***** Supplied records *****

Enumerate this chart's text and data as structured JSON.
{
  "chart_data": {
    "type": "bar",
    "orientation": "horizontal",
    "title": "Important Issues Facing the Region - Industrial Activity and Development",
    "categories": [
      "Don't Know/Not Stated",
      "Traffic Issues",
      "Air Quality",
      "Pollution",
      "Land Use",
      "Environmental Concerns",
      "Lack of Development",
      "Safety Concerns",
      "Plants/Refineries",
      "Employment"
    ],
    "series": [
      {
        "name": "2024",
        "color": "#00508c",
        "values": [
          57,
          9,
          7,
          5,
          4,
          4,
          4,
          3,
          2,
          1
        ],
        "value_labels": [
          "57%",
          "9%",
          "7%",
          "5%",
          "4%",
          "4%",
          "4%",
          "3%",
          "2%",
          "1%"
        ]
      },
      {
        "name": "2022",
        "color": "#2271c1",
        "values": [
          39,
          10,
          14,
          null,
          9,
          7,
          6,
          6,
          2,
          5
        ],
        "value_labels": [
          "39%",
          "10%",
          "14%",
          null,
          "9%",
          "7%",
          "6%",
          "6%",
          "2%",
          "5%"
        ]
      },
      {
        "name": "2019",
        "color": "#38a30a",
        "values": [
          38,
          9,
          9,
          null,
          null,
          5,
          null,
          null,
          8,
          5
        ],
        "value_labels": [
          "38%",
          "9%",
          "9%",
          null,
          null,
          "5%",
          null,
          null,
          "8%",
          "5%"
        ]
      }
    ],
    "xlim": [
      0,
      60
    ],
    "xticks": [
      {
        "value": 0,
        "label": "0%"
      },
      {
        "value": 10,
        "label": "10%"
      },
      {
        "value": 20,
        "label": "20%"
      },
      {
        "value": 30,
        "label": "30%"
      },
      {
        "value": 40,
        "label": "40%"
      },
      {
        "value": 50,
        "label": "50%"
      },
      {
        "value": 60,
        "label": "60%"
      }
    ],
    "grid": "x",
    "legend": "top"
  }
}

*****
***** Supplied records *****

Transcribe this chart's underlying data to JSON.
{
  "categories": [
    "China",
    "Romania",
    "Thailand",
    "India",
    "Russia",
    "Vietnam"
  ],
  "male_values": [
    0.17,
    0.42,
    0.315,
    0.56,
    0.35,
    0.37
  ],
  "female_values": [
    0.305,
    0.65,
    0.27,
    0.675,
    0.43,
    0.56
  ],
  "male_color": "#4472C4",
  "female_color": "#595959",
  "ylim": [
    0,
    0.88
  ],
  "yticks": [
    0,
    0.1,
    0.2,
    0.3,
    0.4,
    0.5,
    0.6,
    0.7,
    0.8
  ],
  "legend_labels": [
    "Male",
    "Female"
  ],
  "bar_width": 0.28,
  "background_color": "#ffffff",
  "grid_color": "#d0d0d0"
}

*****
***** Supplied records *****

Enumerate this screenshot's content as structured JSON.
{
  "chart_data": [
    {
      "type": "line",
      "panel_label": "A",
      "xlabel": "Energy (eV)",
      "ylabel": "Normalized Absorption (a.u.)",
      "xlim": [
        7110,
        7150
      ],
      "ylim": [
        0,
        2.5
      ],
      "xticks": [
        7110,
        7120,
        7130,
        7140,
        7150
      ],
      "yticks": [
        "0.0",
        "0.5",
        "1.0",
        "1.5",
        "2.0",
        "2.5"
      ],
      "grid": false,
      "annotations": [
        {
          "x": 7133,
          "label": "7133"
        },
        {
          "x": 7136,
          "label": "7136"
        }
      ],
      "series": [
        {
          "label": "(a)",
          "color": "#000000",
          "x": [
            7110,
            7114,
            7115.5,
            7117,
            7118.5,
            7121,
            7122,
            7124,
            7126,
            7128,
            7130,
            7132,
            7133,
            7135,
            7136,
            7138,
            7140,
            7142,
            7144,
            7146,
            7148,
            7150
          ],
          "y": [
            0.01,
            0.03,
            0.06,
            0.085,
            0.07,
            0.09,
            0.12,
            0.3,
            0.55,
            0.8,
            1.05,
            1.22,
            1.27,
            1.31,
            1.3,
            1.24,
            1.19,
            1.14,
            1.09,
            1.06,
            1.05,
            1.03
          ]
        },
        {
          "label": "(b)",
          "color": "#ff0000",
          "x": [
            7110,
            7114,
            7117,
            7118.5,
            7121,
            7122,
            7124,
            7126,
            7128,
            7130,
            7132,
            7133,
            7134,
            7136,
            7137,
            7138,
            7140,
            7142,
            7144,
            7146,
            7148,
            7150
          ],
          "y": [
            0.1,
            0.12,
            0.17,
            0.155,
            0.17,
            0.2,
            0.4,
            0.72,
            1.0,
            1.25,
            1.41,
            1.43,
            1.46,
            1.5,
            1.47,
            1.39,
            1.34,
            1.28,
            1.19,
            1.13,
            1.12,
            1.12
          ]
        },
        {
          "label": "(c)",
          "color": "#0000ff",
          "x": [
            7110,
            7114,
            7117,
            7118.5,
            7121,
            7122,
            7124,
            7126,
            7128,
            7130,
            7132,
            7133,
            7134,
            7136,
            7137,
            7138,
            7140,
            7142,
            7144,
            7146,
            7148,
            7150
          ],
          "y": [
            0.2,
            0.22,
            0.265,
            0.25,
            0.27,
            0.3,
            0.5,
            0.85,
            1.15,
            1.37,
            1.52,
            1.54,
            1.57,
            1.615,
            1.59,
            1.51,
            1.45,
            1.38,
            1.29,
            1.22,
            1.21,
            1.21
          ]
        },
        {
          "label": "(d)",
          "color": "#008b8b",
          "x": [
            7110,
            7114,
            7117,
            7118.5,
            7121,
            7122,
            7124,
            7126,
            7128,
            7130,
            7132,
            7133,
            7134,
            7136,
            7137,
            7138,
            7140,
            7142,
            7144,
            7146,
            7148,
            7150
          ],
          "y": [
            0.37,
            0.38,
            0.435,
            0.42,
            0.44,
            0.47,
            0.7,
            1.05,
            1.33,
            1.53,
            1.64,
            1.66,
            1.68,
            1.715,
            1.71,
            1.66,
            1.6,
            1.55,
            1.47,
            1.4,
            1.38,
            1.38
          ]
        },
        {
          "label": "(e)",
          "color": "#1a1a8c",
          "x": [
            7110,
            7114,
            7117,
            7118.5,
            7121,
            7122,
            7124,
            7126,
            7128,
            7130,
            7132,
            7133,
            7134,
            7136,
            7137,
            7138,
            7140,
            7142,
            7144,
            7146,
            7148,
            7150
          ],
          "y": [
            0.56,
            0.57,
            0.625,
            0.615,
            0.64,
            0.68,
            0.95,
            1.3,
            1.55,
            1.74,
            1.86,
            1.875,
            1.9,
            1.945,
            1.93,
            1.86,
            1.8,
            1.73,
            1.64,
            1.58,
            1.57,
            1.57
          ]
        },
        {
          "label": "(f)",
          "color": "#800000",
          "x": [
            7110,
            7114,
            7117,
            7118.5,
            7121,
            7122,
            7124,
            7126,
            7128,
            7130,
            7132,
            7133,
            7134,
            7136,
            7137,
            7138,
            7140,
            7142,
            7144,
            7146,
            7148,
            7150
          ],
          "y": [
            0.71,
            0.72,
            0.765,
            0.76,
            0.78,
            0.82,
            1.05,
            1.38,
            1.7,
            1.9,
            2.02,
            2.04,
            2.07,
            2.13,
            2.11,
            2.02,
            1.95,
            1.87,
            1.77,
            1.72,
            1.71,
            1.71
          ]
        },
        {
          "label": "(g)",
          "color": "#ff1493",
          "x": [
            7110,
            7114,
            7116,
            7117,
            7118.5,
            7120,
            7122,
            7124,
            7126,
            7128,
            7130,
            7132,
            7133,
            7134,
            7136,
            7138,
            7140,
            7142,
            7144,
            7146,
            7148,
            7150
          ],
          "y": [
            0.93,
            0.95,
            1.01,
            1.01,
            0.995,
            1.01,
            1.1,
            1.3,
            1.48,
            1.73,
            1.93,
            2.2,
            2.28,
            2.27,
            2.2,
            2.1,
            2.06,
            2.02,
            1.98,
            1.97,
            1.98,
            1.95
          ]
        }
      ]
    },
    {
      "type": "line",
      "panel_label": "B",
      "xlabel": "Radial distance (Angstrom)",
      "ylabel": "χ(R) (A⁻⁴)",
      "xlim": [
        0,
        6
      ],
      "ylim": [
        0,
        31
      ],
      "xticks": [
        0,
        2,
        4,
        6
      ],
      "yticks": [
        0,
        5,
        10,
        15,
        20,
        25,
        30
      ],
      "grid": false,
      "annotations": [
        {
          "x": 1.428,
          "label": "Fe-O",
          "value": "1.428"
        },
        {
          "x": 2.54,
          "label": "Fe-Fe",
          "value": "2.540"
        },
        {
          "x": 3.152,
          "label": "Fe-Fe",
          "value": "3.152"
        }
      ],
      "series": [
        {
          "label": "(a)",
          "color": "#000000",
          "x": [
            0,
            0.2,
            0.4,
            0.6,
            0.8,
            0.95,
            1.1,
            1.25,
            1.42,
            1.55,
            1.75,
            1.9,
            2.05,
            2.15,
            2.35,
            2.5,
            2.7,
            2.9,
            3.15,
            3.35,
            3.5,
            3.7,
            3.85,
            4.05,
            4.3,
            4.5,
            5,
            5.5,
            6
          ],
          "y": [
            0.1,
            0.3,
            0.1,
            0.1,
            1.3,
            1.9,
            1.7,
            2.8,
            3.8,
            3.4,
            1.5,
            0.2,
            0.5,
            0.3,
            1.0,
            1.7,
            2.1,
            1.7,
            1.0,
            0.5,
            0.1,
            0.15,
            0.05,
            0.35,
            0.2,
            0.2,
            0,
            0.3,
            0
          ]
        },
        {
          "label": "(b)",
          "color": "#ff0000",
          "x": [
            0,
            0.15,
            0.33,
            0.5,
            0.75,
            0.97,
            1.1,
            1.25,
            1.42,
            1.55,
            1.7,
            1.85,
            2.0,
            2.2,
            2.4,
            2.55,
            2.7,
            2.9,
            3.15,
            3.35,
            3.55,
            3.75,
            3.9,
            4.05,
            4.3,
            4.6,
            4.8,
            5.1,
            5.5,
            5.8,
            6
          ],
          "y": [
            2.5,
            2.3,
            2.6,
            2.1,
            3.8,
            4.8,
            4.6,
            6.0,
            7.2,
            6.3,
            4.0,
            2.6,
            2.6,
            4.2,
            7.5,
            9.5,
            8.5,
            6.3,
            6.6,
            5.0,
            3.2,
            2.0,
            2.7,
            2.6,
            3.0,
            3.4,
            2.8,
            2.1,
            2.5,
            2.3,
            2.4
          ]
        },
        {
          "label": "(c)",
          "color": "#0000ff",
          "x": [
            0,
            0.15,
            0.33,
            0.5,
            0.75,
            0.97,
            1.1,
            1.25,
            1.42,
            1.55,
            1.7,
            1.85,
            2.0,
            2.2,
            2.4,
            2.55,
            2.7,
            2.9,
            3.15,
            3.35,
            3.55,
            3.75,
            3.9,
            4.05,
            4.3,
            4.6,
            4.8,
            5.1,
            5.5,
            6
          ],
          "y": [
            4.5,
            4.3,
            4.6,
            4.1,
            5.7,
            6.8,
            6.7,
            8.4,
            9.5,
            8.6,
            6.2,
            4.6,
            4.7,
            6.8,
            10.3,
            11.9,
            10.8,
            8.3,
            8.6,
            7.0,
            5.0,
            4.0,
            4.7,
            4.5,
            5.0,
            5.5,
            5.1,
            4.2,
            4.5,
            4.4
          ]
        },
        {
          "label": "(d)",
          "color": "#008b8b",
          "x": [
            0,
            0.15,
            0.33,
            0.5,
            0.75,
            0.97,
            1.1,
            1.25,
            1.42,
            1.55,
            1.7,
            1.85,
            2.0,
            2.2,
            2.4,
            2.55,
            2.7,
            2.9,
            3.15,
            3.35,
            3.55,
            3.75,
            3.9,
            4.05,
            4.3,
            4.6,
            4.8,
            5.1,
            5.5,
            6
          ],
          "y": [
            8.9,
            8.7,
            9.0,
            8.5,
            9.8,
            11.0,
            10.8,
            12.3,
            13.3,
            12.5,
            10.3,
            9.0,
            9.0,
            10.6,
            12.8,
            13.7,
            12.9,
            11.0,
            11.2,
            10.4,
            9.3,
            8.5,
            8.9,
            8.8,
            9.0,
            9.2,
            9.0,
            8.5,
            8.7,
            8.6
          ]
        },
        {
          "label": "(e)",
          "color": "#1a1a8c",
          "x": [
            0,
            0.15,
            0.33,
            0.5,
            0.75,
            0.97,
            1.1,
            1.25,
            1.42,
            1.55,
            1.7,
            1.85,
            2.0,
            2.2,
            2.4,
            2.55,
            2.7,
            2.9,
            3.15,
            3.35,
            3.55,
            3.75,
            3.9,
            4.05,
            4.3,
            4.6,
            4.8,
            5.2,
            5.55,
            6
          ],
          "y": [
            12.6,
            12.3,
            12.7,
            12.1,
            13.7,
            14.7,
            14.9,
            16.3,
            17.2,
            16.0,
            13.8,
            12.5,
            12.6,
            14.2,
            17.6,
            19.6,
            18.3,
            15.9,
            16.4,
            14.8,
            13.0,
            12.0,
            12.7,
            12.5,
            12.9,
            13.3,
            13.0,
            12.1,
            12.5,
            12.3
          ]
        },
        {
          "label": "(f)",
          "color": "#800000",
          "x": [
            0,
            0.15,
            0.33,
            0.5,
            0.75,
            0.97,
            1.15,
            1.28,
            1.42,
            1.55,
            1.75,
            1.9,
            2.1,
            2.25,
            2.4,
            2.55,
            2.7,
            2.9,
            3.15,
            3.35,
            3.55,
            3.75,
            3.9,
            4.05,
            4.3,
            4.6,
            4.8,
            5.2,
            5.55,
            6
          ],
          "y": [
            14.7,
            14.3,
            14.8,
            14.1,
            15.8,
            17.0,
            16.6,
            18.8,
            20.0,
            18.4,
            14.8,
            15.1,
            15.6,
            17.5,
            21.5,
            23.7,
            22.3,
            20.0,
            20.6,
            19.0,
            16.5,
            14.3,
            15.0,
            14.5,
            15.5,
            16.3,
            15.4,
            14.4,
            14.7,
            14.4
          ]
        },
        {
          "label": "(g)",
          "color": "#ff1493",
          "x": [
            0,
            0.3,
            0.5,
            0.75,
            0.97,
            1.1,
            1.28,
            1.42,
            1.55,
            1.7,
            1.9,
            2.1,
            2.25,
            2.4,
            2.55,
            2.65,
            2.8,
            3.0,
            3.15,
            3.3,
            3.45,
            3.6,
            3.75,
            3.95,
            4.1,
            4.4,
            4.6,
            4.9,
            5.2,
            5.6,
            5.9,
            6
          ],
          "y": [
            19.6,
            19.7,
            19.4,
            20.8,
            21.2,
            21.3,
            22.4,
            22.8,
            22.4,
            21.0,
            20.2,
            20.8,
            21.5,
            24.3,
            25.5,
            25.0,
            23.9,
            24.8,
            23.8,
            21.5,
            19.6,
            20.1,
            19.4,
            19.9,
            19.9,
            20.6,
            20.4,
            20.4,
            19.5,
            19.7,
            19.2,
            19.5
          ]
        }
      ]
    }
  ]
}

*****

• Task description: Check the data for the word "ylabel" and pull out the lines that have it.

• The result:
      "ylabel": "Normalized Absorption (a.u.)",
      "ylabel": "χ(R) (A⁻⁴)",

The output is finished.